## Problem description
Copy every line with the string "apple" in it.

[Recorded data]
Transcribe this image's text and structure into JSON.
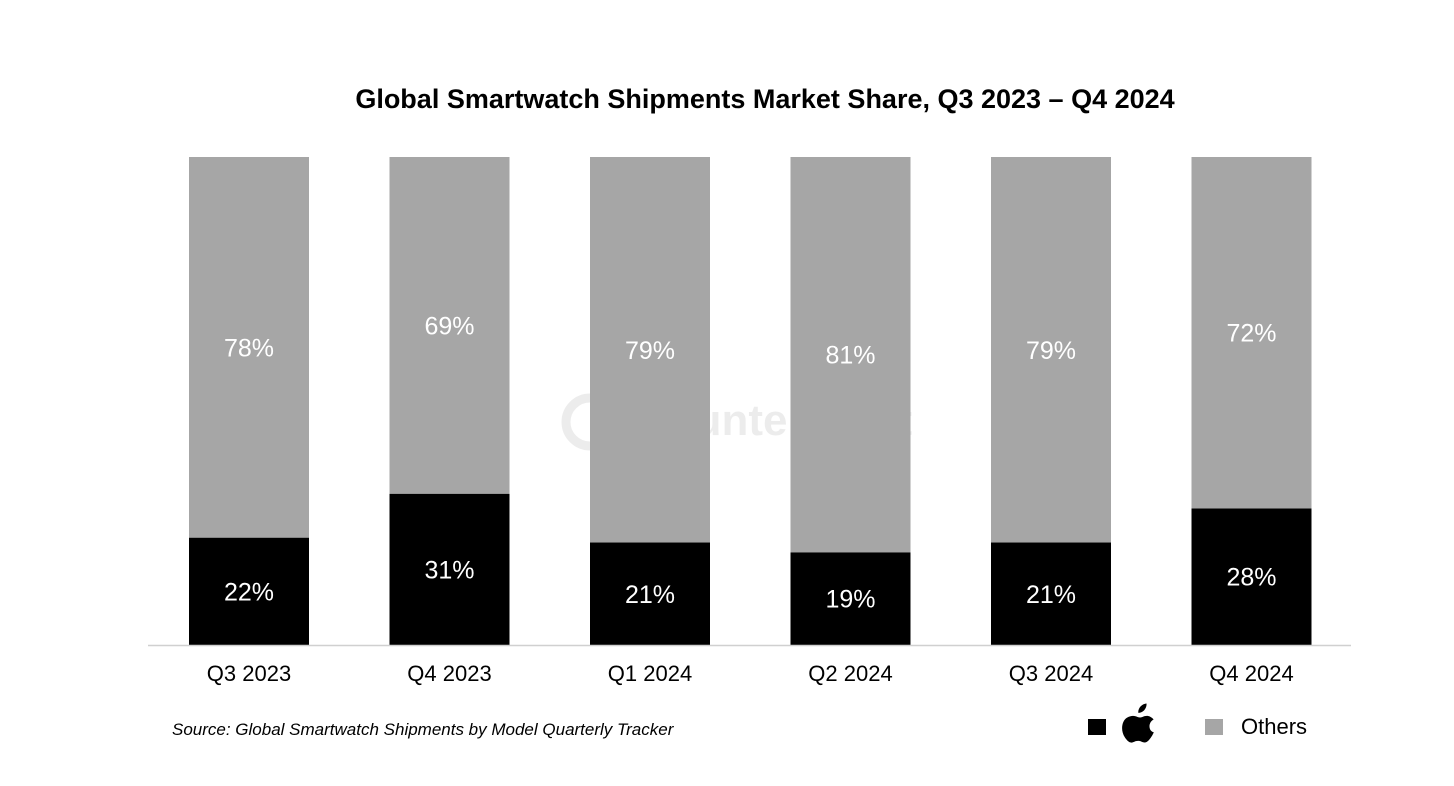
{
  "chart_data": {
    "type": "bar",
    "stacked": true,
    "title": "Global Smartwatch Shipments Market Share, Q3 2023 – Q4 2024",
    "categories": [
      "Q3 2023",
      "Q4 2023",
      "Q1 2024",
      "Q2 2024",
      "Q3 2024",
      "Q4 2024"
    ],
    "series": [
      {
        "key": "apple",
        "values": [
          22,
          31,
          21,
          19,
          21,
          28
        ],
        "labels": [
          "22%",
          "31%",
          "21%",
          "19%",
          "21%",
          "28%"
        ],
        "color": "#000000",
        "label_color": "#ffffff"
      },
      {
        "key": "others",
        "name": "Others",
        "values": [
          78,
          69,
          79,
          81,
          79,
          72
        ],
        "labels": [
          "78%",
          "69%",
          "79%",
          "81%",
          "79%",
          "72%"
        ],
        "color": "#a6a6a6",
        "label_color": "#ffffff"
      }
    ],
    "ylim": [
      0,
      100
    ],
    "grid": false,
    "legend_position": "bottom-right"
  },
  "legend": {
    "apple_icon": "apple-logo-icon",
    "others_label": "Others"
  },
  "source": "Source: Global Smartwatch Shipments by Model Quarterly Tracker",
  "watermark": {
    "text": "Counterpoint"
  }
}
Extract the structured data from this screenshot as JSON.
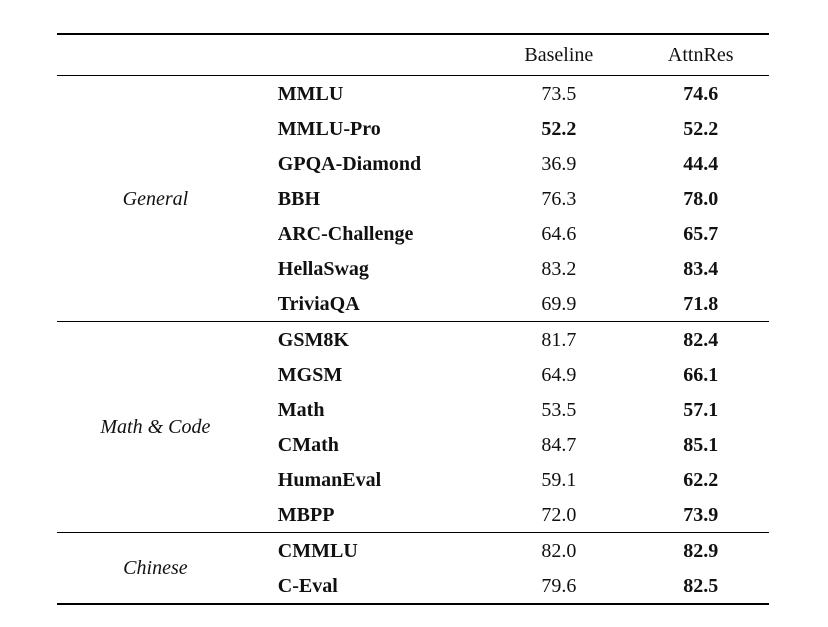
{
  "table": {
    "header": {
      "baseline": "Baseline",
      "attnres": "AttnRes"
    },
    "groups": [
      {
        "label": "General",
        "rows": [
          {
            "name": "MMLU",
            "baseline": "73.5",
            "attnres": "74.6"
          },
          {
            "name": "MMLU-Pro",
            "baseline": "52.2",
            "attnres": "52.2"
          },
          {
            "name": "GPQA-Diamond",
            "baseline": "36.9",
            "attnres": "44.4"
          },
          {
            "name": "BBH",
            "baseline": "76.3",
            "attnres": "78.0"
          },
          {
            "name": "ARC-Challenge",
            "baseline": "64.6",
            "attnres": "65.7"
          },
          {
            "name": "HellaSwag",
            "baseline": "83.2",
            "attnres": "83.4"
          },
          {
            "name": "TriviaQA",
            "baseline": "69.9",
            "attnres": "71.8"
          }
        ]
      },
      {
        "label": "Math & Code",
        "rows": [
          {
            "name": "GSM8K",
            "baseline": "81.7",
            "attnres": "82.4"
          },
          {
            "name": "MGSM",
            "baseline": "64.9",
            "attnres": "66.1"
          },
          {
            "name": "Math",
            "baseline": "53.5",
            "attnres": "57.1"
          },
          {
            "name": "CMath",
            "baseline": "84.7",
            "attnres": "85.1"
          },
          {
            "name": "HumanEval",
            "baseline": "59.1",
            "attnres": "62.2"
          },
          {
            "name": "MBPP",
            "baseline": "72.0",
            "attnres": "73.9"
          }
        ]
      },
      {
        "label": "Chinese",
        "rows": [
          {
            "name": "CMMLU",
            "baseline": "82.0",
            "attnres": "82.9"
          },
          {
            "name": "C-Eval",
            "baseline": "79.6",
            "attnres": "82.5"
          }
        ]
      }
    ]
  }
}
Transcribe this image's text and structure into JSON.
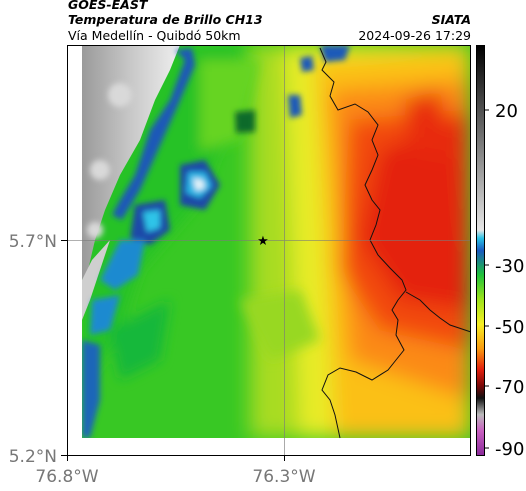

## Solution
        "key": "apple",
    "apple_icon": "apple-logo-icon",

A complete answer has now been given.